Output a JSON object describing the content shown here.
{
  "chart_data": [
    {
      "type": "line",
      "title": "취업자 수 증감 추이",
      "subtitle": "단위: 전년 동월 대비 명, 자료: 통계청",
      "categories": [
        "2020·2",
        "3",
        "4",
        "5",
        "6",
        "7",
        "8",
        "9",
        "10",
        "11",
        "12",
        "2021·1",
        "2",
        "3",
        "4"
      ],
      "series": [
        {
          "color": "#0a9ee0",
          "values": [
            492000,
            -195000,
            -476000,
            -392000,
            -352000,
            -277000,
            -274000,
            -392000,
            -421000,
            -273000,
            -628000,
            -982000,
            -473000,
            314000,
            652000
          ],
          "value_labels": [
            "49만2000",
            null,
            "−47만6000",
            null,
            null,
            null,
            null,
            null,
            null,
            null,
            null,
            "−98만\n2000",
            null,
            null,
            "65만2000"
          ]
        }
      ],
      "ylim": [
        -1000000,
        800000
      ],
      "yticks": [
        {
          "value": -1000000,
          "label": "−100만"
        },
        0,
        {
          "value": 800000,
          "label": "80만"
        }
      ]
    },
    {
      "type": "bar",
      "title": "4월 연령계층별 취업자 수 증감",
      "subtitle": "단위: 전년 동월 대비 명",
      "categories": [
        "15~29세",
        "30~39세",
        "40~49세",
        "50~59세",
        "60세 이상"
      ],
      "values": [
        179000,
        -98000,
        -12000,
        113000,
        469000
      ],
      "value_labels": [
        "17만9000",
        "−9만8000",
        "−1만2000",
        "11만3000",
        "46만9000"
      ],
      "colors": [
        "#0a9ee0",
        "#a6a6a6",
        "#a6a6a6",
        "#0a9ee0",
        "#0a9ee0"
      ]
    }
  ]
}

• **Directive**
Write out every record verbatim.

• **Task output**
Output a JSON object describing the content shown here.
{
  "chart_data": [
    {
      "type": "line",
      "title": "취업자 수 증감 추이",
      "subtitle": "단위: 전년 동월 대비 명, 자료: 통계청",
      "categories": [
        "2020·2",
        "3",
        "4",
        "5",
        "6",
        "7",
        "8",
        "9",
        "10",
        "11",
        "12",
        "2021·1",
        "2",
        "3",
        "4"
      ],
      "series": [
        {
          "color": "#0a9ee0",
          "values": [
            492000,
            -195000,
            -476000,
            -392000,
            -352000,
            -277000,
            -274000,
            -392000,
            -421000,
            -273000,
            -628000,
            -982000,
            -473000,
            314000,
            652000
          ],
          "value_labels": [
            "49만2000",
            null,
            "−47만6000",
            null,
            null,
            null,
            null,
            null,
            null,
            null,
            null,
            "−98만\n2000",
            null,
            null,
            "65만2000"
          ]
        }
      ],
      "ylim": [
        -1000000,
        800000
      ],
      "yticks": [
        {
          "value": -1000000,
          "label": "−100만"
        },
        0,
        {
          "value": 800000,
          "label": "80만"
        }
      ]
    },
    {
      "type": "bar",
      "title": "4월 연령계층별 취업자 수 증감",
      "subtitle": "단위: 전년 동월 대비 명",
      "categories": [
        "15~29세",
        "30~39세",
        "40~49세",
        "50~59세",
        "60세 이상"
      ],
      "values": [
        179000,
        -98000,
        -12000,
        113000,
        469000
      ],
      "value_labels": [
        "17만9000",
        "−9만8000",
        "−1만2000",
        "11만3000",
        "46만9000"
      ],
      "colors": [
        "#0a9ee0",
        "#a6a6a6",
        "#a6a6a6",
        "#0a9ee0",
        "#0a9ee0"
      ]
    }
  ]
}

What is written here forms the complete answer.